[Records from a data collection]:
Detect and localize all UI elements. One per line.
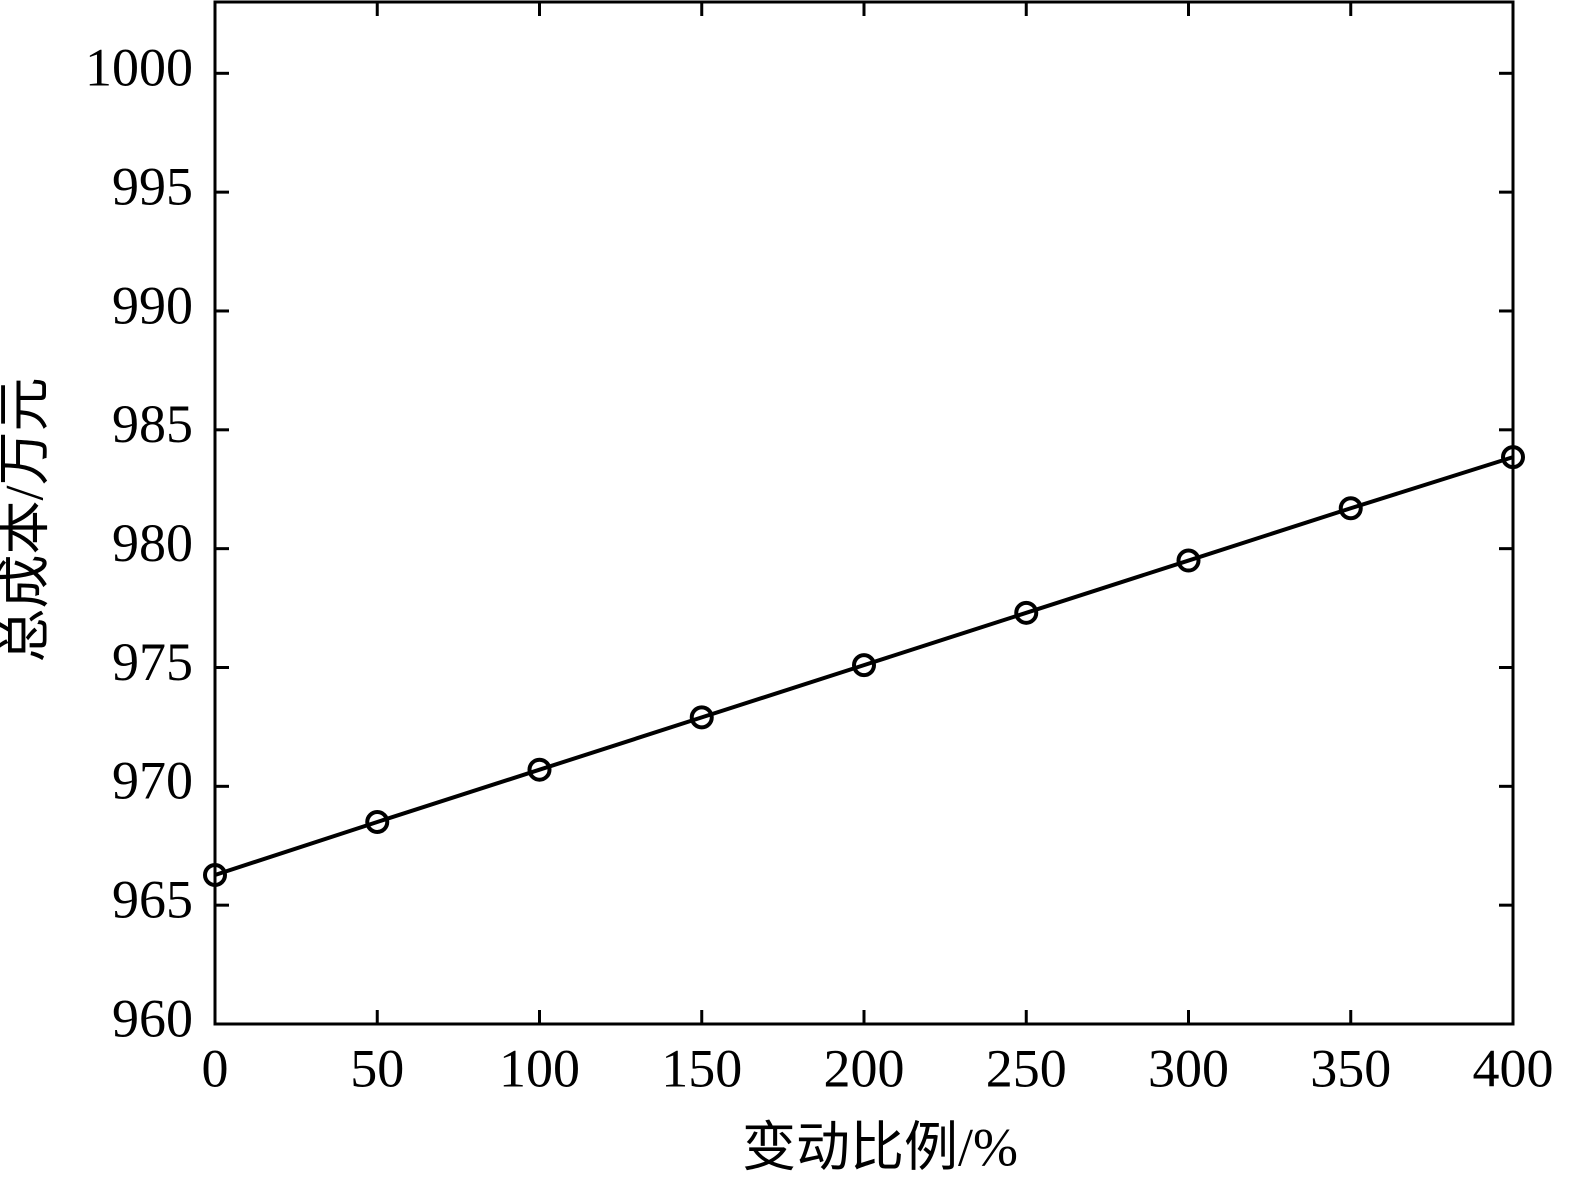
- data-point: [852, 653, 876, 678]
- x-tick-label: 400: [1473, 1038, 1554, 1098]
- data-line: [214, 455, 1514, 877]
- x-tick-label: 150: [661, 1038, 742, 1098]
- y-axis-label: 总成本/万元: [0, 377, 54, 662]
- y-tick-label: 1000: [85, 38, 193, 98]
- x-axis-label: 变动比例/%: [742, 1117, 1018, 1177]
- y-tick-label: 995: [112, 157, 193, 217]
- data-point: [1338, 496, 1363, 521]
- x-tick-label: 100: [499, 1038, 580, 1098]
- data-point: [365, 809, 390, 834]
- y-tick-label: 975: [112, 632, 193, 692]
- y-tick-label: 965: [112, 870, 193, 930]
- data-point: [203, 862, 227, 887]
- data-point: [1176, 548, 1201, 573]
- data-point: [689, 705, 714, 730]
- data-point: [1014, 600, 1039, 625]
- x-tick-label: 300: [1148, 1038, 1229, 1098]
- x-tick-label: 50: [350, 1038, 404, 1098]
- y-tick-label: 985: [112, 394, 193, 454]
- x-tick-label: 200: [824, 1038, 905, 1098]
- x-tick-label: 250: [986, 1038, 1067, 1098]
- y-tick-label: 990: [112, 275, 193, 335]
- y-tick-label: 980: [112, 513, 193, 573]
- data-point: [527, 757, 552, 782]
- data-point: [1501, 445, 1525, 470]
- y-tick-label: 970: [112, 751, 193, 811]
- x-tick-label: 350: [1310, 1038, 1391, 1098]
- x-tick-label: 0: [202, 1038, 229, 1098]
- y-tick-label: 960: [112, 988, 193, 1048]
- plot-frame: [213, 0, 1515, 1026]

--

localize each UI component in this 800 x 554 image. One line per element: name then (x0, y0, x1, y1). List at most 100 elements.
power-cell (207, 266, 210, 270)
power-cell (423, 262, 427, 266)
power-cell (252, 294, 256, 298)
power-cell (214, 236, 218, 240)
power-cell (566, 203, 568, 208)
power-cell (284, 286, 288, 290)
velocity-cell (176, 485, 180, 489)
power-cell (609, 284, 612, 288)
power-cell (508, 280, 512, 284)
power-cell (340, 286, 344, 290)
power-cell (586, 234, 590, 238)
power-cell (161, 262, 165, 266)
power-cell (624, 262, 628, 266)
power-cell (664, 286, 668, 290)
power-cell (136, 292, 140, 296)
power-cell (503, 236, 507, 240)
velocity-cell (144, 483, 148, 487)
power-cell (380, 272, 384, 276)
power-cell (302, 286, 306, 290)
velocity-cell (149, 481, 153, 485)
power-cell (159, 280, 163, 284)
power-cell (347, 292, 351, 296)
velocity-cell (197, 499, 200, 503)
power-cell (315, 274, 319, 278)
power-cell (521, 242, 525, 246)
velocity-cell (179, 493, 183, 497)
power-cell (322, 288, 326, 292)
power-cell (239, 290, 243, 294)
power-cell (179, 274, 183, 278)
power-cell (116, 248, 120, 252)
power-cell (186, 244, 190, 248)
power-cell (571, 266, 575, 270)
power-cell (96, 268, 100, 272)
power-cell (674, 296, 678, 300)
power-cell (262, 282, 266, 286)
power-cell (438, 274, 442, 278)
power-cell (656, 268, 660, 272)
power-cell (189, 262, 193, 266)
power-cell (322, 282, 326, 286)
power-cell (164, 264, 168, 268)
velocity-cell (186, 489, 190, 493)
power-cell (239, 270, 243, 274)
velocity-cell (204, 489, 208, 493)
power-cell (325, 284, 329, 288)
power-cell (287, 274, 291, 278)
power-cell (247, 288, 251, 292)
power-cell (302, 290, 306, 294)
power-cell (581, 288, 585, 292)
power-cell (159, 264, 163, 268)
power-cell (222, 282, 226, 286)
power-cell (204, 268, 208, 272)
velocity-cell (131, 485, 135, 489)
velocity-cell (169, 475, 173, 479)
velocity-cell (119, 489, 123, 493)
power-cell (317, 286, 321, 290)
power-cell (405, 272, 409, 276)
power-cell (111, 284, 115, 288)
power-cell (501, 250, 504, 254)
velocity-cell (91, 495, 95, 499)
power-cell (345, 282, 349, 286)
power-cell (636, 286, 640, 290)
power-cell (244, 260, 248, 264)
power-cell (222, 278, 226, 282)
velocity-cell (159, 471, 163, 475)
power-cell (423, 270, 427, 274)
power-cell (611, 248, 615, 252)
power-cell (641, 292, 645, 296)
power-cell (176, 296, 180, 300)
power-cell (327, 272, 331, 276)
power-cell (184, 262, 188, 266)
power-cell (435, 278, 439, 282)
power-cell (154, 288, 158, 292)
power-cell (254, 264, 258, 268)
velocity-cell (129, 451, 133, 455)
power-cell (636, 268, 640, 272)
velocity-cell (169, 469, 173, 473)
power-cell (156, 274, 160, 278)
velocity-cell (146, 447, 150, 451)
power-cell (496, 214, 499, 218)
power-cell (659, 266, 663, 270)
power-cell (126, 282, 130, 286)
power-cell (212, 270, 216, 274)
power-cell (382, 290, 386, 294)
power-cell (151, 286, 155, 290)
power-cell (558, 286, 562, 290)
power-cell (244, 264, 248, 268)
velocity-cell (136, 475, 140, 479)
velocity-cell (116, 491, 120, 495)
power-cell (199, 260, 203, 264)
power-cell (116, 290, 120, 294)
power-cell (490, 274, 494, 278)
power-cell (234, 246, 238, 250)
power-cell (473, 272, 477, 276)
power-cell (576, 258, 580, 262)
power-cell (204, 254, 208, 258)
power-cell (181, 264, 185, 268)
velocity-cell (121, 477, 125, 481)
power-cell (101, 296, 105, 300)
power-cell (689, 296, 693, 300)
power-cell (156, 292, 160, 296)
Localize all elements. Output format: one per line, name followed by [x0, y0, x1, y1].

[Instructions for the task]:
Copy out everything from the line containing "- data-point: [852, 653, 876, 678]" down to the line containing "- plot-frame: [213, 0, 1515, 1026]", both included, character for character.

[Correct response]:
- data-point: [852, 653, 876, 678]
- x-tick-label: 400: [1473, 1038, 1554, 1098]
- data-line: [214, 455, 1514, 877]
- x-tick-label: 150: [661, 1038, 742, 1098]
- y-axis-label: 总成本/万元: [0, 377, 54, 662]
- y-tick-label: 1000: [85, 38, 193, 98]
- x-axis-label: 变动比例/%: [742, 1117, 1018, 1177]
- y-tick-label: 995: [112, 157, 193, 217]
- data-point: [1338, 496, 1363, 521]
- x-tick-label: 100: [499, 1038, 580, 1098]
- data-point: [365, 809, 390, 834]
- y-tick-label: 975: [112, 632, 193, 692]
- y-tick-label: 965: [112, 870, 193, 930]
- data-point: [203, 862, 227, 887]
- data-point: [1176, 548, 1201, 573]
- data-point: [689, 705, 714, 730]
- data-point: [1014, 600, 1039, 625]
- x-tick-label: 300: [1148, 1038, 1229, 1098]
- x-tick-label: 50: [350, 1038, 404, 1098]
- y-tick-label: 985: [112, 394, 193, 454]
- x-tick-label: 200: [824, 1038, 905, 1098]
- x-tick-label: 250: [986, 1038, 1067, 1098]
- y-tick-label: 990: [112, 275, 193, 335]
- y-tick-label: 980: [112, 513, 193, 573]
- data-point: [527, 757, 552, 782]
- data-point: [1501, 445, 1525, 470]
- y-tick-label: 970: [112, 751, 193, 811]
- x-tick-label: 350: [1310, 1038, 1391, 1098]
- x-tick-label: 0: [202, 1038, 229, 1098]
- y-tick-label: 960: [112, 988, 193, 1048]
- plot-frame: [213, 0, 1515, 1026]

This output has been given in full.